:: The records

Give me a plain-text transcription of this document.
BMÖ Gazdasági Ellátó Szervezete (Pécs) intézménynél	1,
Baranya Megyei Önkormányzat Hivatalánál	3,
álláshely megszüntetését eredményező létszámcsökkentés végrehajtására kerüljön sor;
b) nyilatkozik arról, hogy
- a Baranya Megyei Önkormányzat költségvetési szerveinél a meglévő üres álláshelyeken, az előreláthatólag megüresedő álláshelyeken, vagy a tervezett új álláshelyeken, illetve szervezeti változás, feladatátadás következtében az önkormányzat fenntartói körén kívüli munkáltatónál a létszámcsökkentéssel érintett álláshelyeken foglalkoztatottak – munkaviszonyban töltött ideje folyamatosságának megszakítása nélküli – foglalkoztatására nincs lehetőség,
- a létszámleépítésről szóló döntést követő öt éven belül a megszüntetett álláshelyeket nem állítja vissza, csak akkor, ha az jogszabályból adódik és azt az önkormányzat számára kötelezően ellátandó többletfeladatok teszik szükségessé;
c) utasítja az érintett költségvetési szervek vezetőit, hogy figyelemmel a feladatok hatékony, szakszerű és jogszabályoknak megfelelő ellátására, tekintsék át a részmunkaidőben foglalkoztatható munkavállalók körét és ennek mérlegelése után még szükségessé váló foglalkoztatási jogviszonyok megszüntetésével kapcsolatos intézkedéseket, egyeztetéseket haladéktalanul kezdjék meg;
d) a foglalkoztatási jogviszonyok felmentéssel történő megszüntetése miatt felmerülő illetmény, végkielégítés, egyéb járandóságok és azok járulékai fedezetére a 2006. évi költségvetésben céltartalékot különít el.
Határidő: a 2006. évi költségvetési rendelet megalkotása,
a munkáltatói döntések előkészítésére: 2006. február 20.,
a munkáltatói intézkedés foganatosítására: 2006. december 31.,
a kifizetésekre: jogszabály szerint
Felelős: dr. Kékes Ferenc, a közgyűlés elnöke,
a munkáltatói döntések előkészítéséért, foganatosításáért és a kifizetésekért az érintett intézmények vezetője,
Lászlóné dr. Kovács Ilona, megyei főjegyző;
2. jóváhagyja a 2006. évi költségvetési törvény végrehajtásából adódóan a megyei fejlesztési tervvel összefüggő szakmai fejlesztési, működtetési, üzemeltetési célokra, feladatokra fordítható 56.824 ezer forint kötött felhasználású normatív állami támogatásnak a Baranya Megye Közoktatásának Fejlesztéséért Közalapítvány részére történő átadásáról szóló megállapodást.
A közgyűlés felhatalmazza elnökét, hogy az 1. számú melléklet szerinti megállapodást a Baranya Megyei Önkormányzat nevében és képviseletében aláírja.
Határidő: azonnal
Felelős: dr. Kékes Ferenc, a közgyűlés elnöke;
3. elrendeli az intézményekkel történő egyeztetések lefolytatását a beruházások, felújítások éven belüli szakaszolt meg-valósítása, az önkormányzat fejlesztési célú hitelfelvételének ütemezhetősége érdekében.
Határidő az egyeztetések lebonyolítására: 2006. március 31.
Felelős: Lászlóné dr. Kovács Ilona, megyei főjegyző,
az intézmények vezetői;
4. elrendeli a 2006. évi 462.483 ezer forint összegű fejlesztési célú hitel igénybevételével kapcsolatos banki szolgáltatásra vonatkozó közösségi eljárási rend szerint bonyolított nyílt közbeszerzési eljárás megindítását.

::::

Exercise brief ▸
Print again each line of the listing above, exactly as it appears.

Completed exercise ▸
Give me a plain-text transcription of this document.
BMÖ Gazdasági Ellátó Szervezete (Pécs) intézménynél	1,
Baranya Megyei Önkormányzat Hivatalánál	3,
álláshely megszüntetését eredményező létszámcsökkentés végrehajtására kerüljön sor;
b) nyilatkozik arról, hogy
- a Baranya Megyei Önkormányzat költségvetési szerveinél a meglévő üres álláshelyeken, az előreláthatólag megüresedő álláshelyeken, vagy a tervezett új álláshelyeken, illetve szervezeti változás, feladatátadás következtében az önkormányzat fenntartói körén kívüli munkáltatónál a létszámcsökkentéssel érintett álláshelyeken foglalkoztatottak – munkaviszonyban töltött ideje folyamatosságának megszakítása nélküli – foglalkoztatására nincs lehetőség,
- a létszámleépítésről szóló döntést követő öt éven belül a megszüntetett álláshelyeket nem állítja vissza, csak akkor, ha az jogszabályból adódik és azt az önkormányzat számára kötelezően ellátandó többletfeladatok teszik szükségessé;
c) utasítja az érintett költségvetési szervek vezetőit, hogy figyelemmel a feladatok hatékony, szakszerű és jogszabályoknak megfelelő ellátására, tekintsék át a részmunkaidőben foglalkoztatható munkavállalók körét és ennek mérlegelése után még szükségessé váló foglalkoztatási jogviszonyok megszüntetésével kapcsolatos intézkedéseket, egyeztetéseket haladéktalanul kezdjék meg;
d) a foglalkoztatási jogviszonyok felmentéssel történő megszüntetése miatt felmerülő illetmény, végkielégítés, egyéb járandóságok és azok járulékai fedezetére a 2006. évi költségvetésben céltartalékot különít el.
Határidő: a 2006. évi költségvetési rendelet megalkotása,
a munkáltatói döntések előkészítésére: 2006. február 20.,
a munkáltatói intézkedés foganatosítására: 2006. december 31.,
a kifizetésekre: jogszabály szerint
Felelős: dr. Kékes Ferenc, a közgyűlés elnöke,
a munkáltatói döntések előkészítéséért, foganatosításáért és a kifizetésekért az érintett intézmények vezetője,
Lászlóné dr. Kovács Ilona, megyei főjegyző;
2. jóváhagyja a 2006. évi költségvetési törvény végrehajtásából adódóan a megyei fejlesztési tervvel összefüggő szakmai fejlesztési, működtetési, üzemeltetési célokra, feladatokra fordítható 56.824 ezer forint kötött felhasználású normatív állami támogatásnak a Baranya Megye Közoktatásának Fejlesztéséért Közalapítvány részére történő átadásáról szóló megállapodást.
A közgyűlés felhatalmazza elnökét, hogy az 1. számú melléklet szerinti megállapodást a Baranya Megyei Önkormányzat nevében és képviseletében aláírja.
Határidő: azonnal
Felelős: dr. Kékes Ferenc, a közgyűlés elnöke;
3. elrendeli az intézményekkel történő egyeztetések lefolytatását a beruházások, felújítások éven belüli szakaszolt meg-valósítása, az önkormányzat fejlesztési célú hitelfelvételének ütemezhetősége érdekében.
Határidő az egyeztetések lebonyolítására: 2006. március 31.
Felelős: Lászlóné dr. Kovács Ilona, megyei főjegyző,
az intézmények vezetői;
4. elrendeli a 2006. évi 462.483 ezer forint összegű fejlesztési célú hitel igénybevételével kapcsolatos banki szolgáltatásra vonatkozó közösségi eljárási rend szerint bonyolított nyílt közbeszerzési eljárás megindítását.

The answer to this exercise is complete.